● Given exercise
Find the lines holding the word "prix" and collect them.

● Listed records
****************
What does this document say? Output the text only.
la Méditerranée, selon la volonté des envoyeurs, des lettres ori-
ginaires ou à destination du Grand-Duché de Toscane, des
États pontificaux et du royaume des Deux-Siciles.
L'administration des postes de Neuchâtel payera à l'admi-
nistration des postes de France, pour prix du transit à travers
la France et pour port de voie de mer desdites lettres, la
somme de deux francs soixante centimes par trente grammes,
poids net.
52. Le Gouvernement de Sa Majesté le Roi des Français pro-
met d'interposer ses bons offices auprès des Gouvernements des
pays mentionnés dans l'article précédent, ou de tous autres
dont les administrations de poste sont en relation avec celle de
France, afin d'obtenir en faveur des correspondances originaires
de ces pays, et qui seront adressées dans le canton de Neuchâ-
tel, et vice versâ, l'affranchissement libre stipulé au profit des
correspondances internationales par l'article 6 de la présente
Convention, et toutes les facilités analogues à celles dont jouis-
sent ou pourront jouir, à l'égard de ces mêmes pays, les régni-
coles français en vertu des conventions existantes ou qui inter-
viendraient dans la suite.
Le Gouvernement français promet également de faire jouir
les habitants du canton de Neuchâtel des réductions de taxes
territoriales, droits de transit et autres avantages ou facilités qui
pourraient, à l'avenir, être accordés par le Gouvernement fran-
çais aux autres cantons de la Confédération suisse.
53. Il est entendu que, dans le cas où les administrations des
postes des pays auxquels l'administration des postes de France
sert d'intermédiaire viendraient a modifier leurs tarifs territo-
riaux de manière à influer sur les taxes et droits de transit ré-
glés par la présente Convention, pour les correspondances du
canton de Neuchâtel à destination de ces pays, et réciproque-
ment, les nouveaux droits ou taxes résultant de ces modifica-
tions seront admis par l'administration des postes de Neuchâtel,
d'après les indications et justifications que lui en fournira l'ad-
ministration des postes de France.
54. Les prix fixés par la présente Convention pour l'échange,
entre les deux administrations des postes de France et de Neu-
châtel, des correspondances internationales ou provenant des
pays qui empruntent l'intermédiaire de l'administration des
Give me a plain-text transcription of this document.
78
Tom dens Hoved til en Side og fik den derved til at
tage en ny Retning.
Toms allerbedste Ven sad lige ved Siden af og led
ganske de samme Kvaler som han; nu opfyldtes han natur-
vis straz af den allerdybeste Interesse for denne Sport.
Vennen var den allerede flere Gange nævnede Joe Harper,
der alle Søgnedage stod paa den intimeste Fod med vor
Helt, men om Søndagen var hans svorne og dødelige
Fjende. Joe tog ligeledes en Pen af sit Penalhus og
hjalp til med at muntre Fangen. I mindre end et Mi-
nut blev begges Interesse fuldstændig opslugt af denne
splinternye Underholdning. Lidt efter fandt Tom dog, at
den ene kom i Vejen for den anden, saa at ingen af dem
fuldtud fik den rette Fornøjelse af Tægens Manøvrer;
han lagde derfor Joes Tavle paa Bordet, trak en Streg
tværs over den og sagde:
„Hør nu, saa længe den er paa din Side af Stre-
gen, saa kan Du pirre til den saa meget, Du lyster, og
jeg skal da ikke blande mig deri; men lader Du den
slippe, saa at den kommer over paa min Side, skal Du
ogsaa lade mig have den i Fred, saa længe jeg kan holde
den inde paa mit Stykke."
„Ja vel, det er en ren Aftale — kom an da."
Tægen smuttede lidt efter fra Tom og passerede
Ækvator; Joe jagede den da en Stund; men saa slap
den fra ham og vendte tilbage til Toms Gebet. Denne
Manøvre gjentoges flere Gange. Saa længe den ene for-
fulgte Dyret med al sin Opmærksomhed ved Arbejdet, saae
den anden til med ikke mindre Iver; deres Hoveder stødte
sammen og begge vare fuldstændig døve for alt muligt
****************
● Solution below
nistration des postes de France, pour prix du transit à travers
54. Les prix fixés par la présente Convention pour l'échange,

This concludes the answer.